Quote exactly the lines from the one with "What does this" to the end of the data, both included; omit the pictures.

╔══

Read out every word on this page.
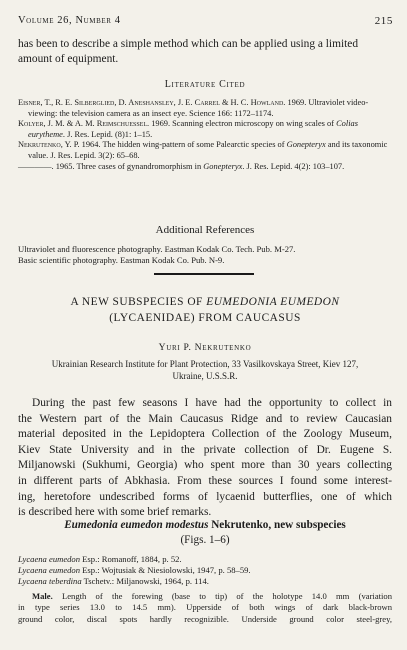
Volume 26, Number 4	215

has been to describe a simple method which can be applied using a limited amount of equipment.

Literature Cited

Eisner, T., R. E. Silberglied, D. Aneshansley, J. E. Carrel & H. C. Howland. 1969. Ultraviolet video-viewing: the television camera as an insect eye. Science 166: 1172–1174.

Kolyer, J. M. & A. M. Reimschuessel. 1969. Scanning electron microscopy on wing scales of Colias eurytheme. J. Res. Lepid. (8)1: 1–15.

Nekrutenko, Y. P. 1964. The hidden wing-pattern of some Palearctic species of Gonepteryx and its taxonomic value. J. Res. Lepid. 3(2): 65–68.

————. 1965. Three cases of gynandromorphism in Gonepteryx. J. Res. Lepid. 4(2): 103–107.

Additional References

Ultraviolet and fluorescence photography. Eastman Kodak Co. Tech. Pub. M-27.

Basic scientific photography. Eastman Kodak Co. Pub. N-9.

A NEW SUBSPECIES OF EUMEDONIA EUMEDON
(LYCAENIDAE) FROM CAUCASUS
Yuri P. Nekrutenko
Ukrainian Research Institute for Plant Protection, 33 Vasilkovskaya Street, Kiev 127,
Ukraine, U.S.S.R.
During the past few seasons I have had the opportunity to collect in
the Western part of the Main Caucasus Ridge and to review Caucasian
material deposited in the Lepidoptera Collection of the Zoology Museum,
Kiev State University and in the private collection of Dr. Eugene S.
Miljanowski (Sukhumi, Georgia) who spent more than 30 years collecting
in different parts of Abkhasia. From these sources I found some interest-
ing, heretofore undescribed forms of lycaenid butterflies, one of which
is described here with some brief remarks.
Eumedonia eumedon modestus Nekrutenko, new subspecies
(Figs. 1–6)

Lycaena eumedon Esp.: Romanoff, 1884, p. 52.

Lycaena eumedon Esp.: Wojtusiak & Niesiolowski, 1947, p. 58–59.

Lycaena teberdina Tschetv.: Miljanowski, 1964, p. 114.

Male. Length of the forewing (base to tip) of the holotype 14.0 mm (variation
in type series 13.0 to 14.5 mm). Upperside of both wings of dark black-brown
ground color, discal spots hardly recognizible. Underside ground color steel-grey,
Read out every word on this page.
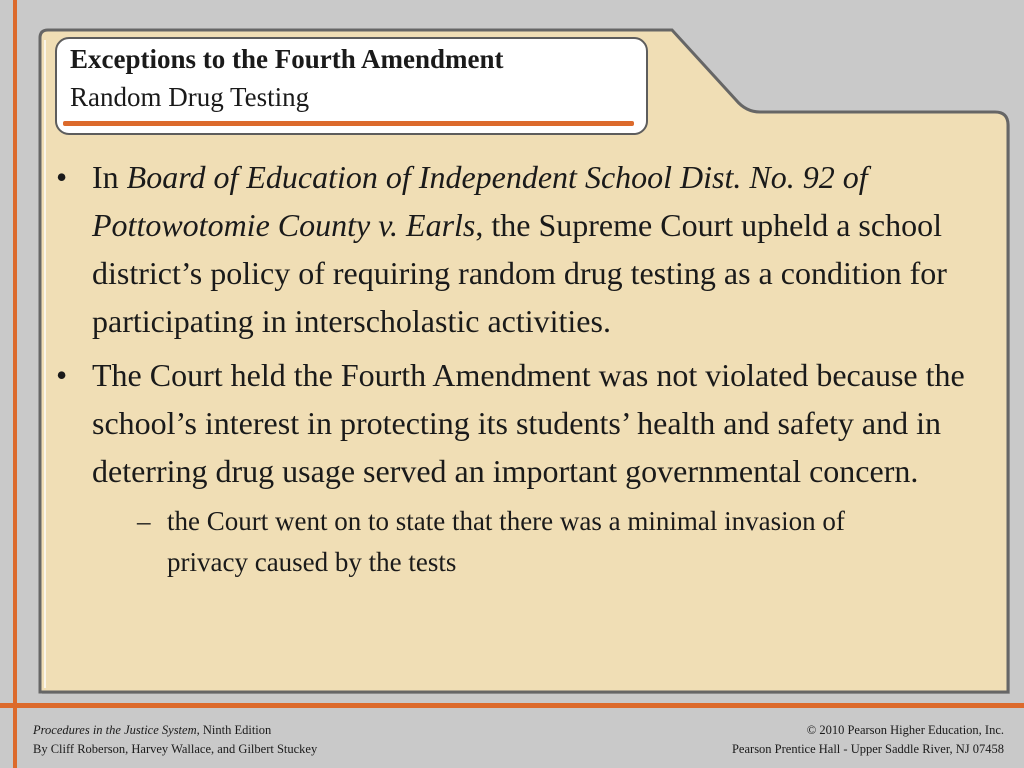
Exceptions to the Fourth Amendment
Random Drug Testing
• In Board of Education of Independent School Dist. No. 92 of Pottowotomie County v. Earls, the Supreme Court upheld a school district’s policy of requiring random drug testing as a condition for participating in interscholastic activities.
• The Court held the Fourth Amendment was not violated because the school’s interest in protecting its students’ health and safety and in deterring drug usage served an important governmental concern.
– the Court went on to state that there was a minimal invasion of privacy caused by the tests
Procedures in the Justice System, Ninth Edition
By Cliff Roberson, Harvey Wallace, and Gilbert Stuckey
© 2010 Pearson Higher Education, Inc.
Pearson Prentice Hall - Upper Saddle River, NJ 07458
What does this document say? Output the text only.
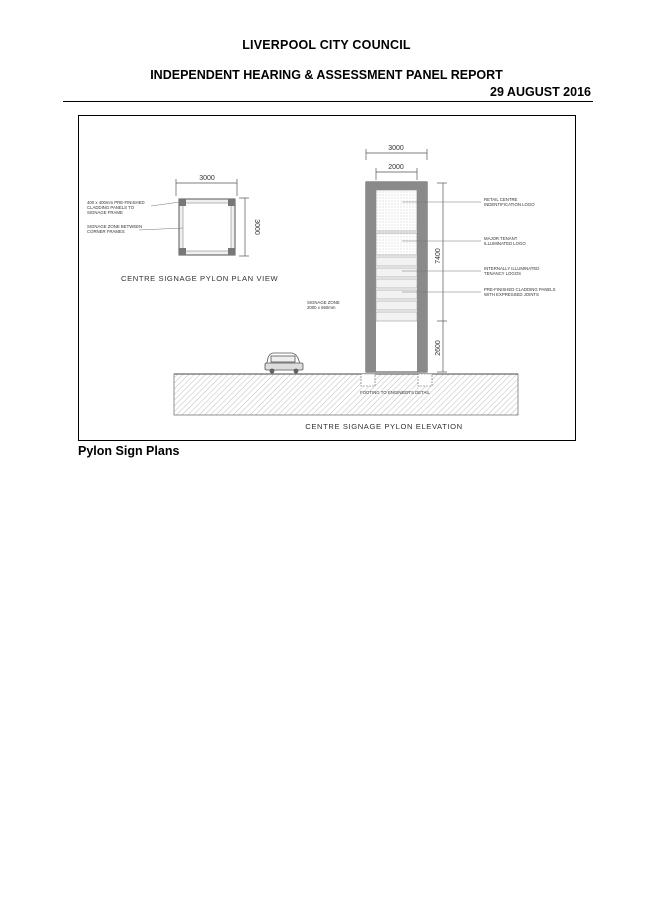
LIVERPOOL CITY COUNCIL
INDEPENDENT HEARING & ASSESSMENT PANEL REPORT
29 AUGUST 2016
3000
3000
400 x 400mm PRE-FINISHED CLADDING PANELS TO SIGNAGE FRAME
SIGNAGE ZONE BETWEEN CORNER FRAMES
CENTRE SIGNAGE PYLON PLAN VIEW
3000
2000
7400
2600
RETAIL CENTRE INDENTIFICATION LOGO
MAJOR TENANT ILLUMINATED LOGO
INTERNALLY ILLUMINATED TENANCY LOGOS
PRE-FINISHED CLADDING PANELS WITH EXPRESSED JOINTS
SIGNAGE ZONE 2000 x 660mm
FOOTING TO ENGINEER'S DETAIL
CENTRE SIGNAGE PYLON ELEVATION
Pylon Sign Plans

╚══

> [Worked solution]:
What does this document say? Output the text only.
LIVERPOOL CITY COUNCIL
INDEPENDENT HEARING & ASSESSMENT PANEL REPORT
29 AUGUST 2016
3000
3000
400 x 400mm PRE-FINISHED CLADDING PANELS TO SIGNAGE FRAME
SIGNAGE ZONE BETWEEN CORNER FRAMES
CENTRE SIGNAGE PYLON PLAN VIEW
3000
2000
7400
2600
RETAIL CENTRE INDENTIFICATION LOGO
MAJOR TENANT ILLUMINATED LOGO
INTERNALLY ILLUMINATED TENANCY LOGOS
PRE-FINISHED CLADDING PANELS WITH EXPRESSED JOINTS
SIGNAGE ZONE 2000 x 660mm
FOOTING TO ENGINEER'S DETAIL
CENTRE SIGNAGE PYLON ELEVATION
Pylon Sign Plans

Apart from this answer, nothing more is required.